===== Dataset =====

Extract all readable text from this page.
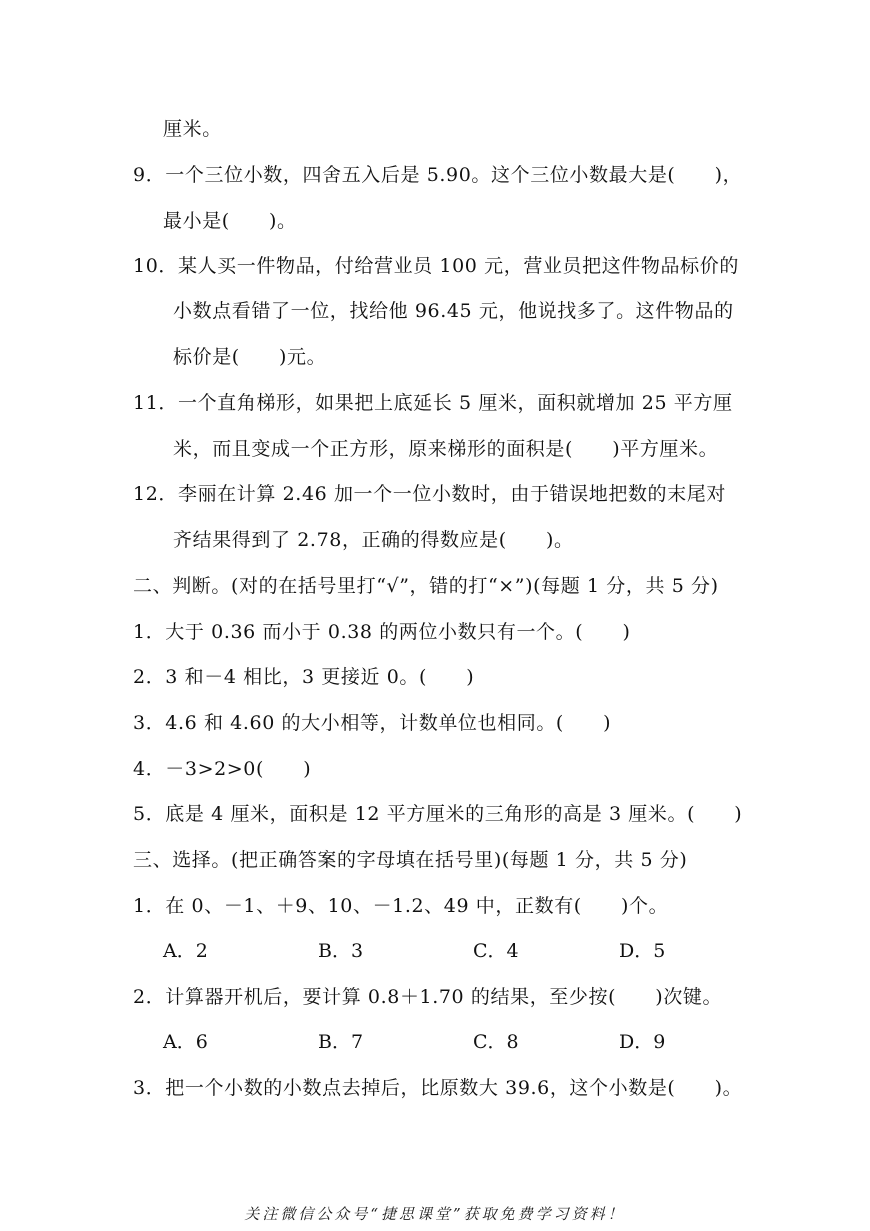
厘米。
9．一个三位小数，四舍五入后是 5.90。这个三位小数最大是(　　)，
最小是(　　)。
10．某人买一件物品，付给营业员 100 元，营业员把这件物品标价的
小数点看错了一位，找给他 96.45 元，他说找多了。这件物品的
标价是(　　)元。
11．一个直角梯形，如果把上底延长 5 厘米，面积就增加 25 平方厘
米，而且变成一个正方形，原来梯形的面积是(　　)平方厘米。
12．李丽在计算 2.46 加一个一位小数时，由于错误地把数的末尾对
齐结果得到了 2.78，正确的得数应是(　　)。
二、判断。(对的在括号里打“√”，错的打“×”)(每题 1 分，共 5 分)
1．大于 0.36 而小于 0.38 的两位小数只有一个。(　　)
2．3 和－4 相比，3 更接近 0。(　　)
3．4.6 和 4.60 的大小相等，计数单位也相同。(　　)
4．－3>2>0(　　)
5．底是 4 厘米，面积是 12 平方厘米的三角形的高是 3 厘米。(　　)
三、选择。(把正确答案的字母填在括号里)(每题 1 分，共 5 分)
1．在 0、－1、＋9、10、－1.2、49 中，正数有(　　)个。
A．2	B．3	C．4	D．5
2．计算器开机后，要计算 0.8＋1.70 的结果，至少按(　　)次键。
A．6	B．7	C．8	D．9
3．把一个小数的小数点去掉后，比原数大 39.6，这个小数是(　　)。
关注微信公众号“捷思课堂”获取免费学习资料！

=====

[What to produce]: Quote the data exactly, leaving every image out of the copy.

[Exercise answer]:
Extract all readable text from this page.
厘米。
9．一个三位小数，四舍五入后是 5.90。这个三位小数最大是(　　)，
最小是(　　)。
10．某人买一件物品，付给营业员 100 元，营业员把这件物品标价的
小数点看错了一位，找给他 96.45 元，他说找多了。这件物品的
标价是(　　)元。
11．一个直角梯形，如果把上底延长 5 厘米，面积就增加 25 平方厘
米，而且变成一个正方形，原来梯形的面积是(　　)平方厘米。
12．李丽在计算 2.46 加一个一位小数时，由于错误地把数的末尾对
齐结果得到了 2.78，正确的得数应是(　　)。
二、判断。(对的在括号里打“√”，错的打“×”)(每题 1 分，共 5 分)
1．大于 0.36 而小于 0.38 的两位小数只有一个。(　　)
2．3 和－4 相比，3 更接近 0。(　　)
3．4.6 和 4.60 的大小相等，计数单位也相同。(　　)
4．－3>2>0(　　)
5．底是 4 厘米，面积是 12 平方厘米的三角形的高是 3 厘米。(　　)
三、选择。(把正确答案的字母填在括号里)(每题 1 分，共 5 分)
1．在 0、－1、＋9、10、－1.2、49 中，正数有(　　)个。
A．2	B．3	C．4	D．5
2．计算器开机后，要计算 0.8＋1.70 的结果，至少按(　　)次键。
A．6	B．7	C．8	D．9
3．把一个小数的小数点去掉后，比原数大 39.6，这个小数是(　　)。
关注微信公众号“捷思课堂”获取免费学习资料！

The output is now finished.